#### [Document segment]

Background
Despite the ever-expanding weaponry of molecularly targeted and immunotherapy approaches, lung adenocarcinoma continues to stand as the leading cause of cancer-related mortality. One of the most frequently occurring mutations in lung cancer is KRAS mutations. For many years, these mutations were considered untargetable. However, the recent development of chemical inhibitors that specifically target oncogenic variants of Ras, particularly the commonly mutated KRAS-G12D isoform, represents a significant breakthrough in targeted therapeutics. An appealing aspect of KRas mutation targeted drugs is their ability to alert the immune system and enhance its ability to attack cancer cells. Nevertheless, the tissue-level mechanisms underlying the cell-autonomous and non-cell-autonomous effects of KRas-G12D inhibitors are poorly understood. Additionally, the effectiveness of KRas-G12D inhibitors in lung cancer models remains unknown. To address these gaps in knowledge, we aimed to investigate tumor regression and the body’s ability to combat established tumors. Specifically, we analyzed the spatial interactions between cancer cells and the surrounding tissue microenvironment during the process of tumor eradication mediated through KRas-G12D inhibitors.
Methods
We utilized a genetic mouse model of non-small cell lung cancer (NSCLC), driven by the activation of KRas-G12D in combination with the loss of p53. We investigated the immune-mediated tumor recognition following the targeting of KRas-G12D in an immunocompetent setting. scRNA-seq and spatial transcriptomic analysis (CosMxTM Spatial Molecular Imager 1,000-plex Mouse Universal Cell Characterization Panel) were employed to obtain a high-plex, single-cell, temporal and spatially resolved molecular atlas of lung tumor regression. This approach enabled the multimodal profiling, systematic exploration and reconstruction of cellular neighborhoods.
Results
Through the analysis of cell-to-cell interactions within spatial neighborhoods, we demonstrate the tremendous potential of the molecular histology of NSCLC. This powerful approach allows us to simultaneously characterize various features, including cell types, molecular states, and receptor-ligand interactions, within niche-specific signaling networks that play a crucial role in the immune attack and eventual eradication of tumors.
Conclusions
This study provides novel insights into the temporal and spatial dynamics of KRas-G12D inhibitor-mediated tumor regression in lung cancer, shedding light on the previously unknown cell-cell interactions occurring during this process. By investigating these spatiotemporal aspects, we aim to enhance our understanding of lung cancer biology and potentially identify new immunotherapeutic biomarkers. Moreover, the research tools used in this study have implications for the design of future preclinical studies exploring the potential of immuno-oncology combination therapies.

#### [Recorded information]

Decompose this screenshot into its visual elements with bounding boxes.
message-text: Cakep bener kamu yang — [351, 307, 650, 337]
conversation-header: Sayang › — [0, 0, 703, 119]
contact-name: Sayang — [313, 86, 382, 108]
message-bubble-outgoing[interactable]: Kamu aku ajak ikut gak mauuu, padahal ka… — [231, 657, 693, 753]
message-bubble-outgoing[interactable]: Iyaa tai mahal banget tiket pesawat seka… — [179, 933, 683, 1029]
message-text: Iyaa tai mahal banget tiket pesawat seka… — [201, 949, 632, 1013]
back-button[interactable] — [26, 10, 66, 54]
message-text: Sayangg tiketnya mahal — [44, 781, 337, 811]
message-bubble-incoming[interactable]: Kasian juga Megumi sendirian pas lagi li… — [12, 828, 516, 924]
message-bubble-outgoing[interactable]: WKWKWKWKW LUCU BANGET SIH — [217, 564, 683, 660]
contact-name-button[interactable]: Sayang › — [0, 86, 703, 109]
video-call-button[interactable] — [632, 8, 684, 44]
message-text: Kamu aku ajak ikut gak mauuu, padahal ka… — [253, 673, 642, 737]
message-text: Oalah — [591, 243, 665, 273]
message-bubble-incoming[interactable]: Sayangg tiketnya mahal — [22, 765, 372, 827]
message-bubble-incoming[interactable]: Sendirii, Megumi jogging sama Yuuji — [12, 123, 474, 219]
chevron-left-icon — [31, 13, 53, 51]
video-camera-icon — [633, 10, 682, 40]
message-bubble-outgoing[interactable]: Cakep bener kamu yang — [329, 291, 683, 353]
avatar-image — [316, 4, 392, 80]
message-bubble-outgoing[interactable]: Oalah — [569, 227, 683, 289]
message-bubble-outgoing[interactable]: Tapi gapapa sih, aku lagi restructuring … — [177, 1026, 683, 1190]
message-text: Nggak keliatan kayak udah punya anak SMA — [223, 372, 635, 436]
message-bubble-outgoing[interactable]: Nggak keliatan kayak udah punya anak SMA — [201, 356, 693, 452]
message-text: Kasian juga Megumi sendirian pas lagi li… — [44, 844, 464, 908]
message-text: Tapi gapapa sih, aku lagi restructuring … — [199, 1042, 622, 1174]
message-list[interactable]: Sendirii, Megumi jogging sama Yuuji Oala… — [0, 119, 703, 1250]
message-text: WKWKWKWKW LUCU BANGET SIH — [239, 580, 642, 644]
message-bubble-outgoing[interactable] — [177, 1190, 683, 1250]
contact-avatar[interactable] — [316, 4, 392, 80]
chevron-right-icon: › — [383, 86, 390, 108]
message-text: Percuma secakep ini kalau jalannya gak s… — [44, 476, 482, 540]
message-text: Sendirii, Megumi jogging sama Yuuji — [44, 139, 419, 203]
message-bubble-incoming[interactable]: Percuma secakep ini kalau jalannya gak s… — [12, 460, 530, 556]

#### [Work instruction A]
In the lung cancer abstract, what genetic change was combined with the activation of KRas-G12D in the mouse model?
#### [Work instruction B]
Reproduce everything in the lung cancer abstract from "Conclusions" down to "immuno-oncology combination therapies.".
#### [Work instruction C]
Decide whether each statement agrees with the lung cancer abstract. Answer yes or no, and quote the words that decide it.
(i) The immune-mediated tumor recognition was studied in immunodeficient mice.
(ii) KRAS mutations were long considered untargetable.
(iii) The effectiveness of KRas-G12D inhibitors in lung cancer models is well established.

#### [Exercise solution A]
The loss of p53.

#### [Exercise solution B]
Conclusions
This study provides novel insights into the temporal and spatial dynamics of KRas-G12D inhibitor-mediated tumor regression in lung cancer, shedding light on the previously unknown cell-cell interactions occurring during this process. By investigating these spatiotemporal aspects, we aim to enhance our understanding of lung cancer biology and potentially identify new immunotherapeutic biomarkers. Moreover, the research tools used in this study have implications for the design of future preclinical studies exploring the potential of immuno-oncology combination therapies.

#### [Exercise solution C]
(i) No: "We investigated the immune-mediated tumor recognition following the targeting of KRas-G12D in an immunocompetent setting."
(ii) Yes: "For many years, these mutations were considered untargetable."
(iii) No: "the effectiveness of KRas-G12D inhibitors in lung cancer models remains unknown."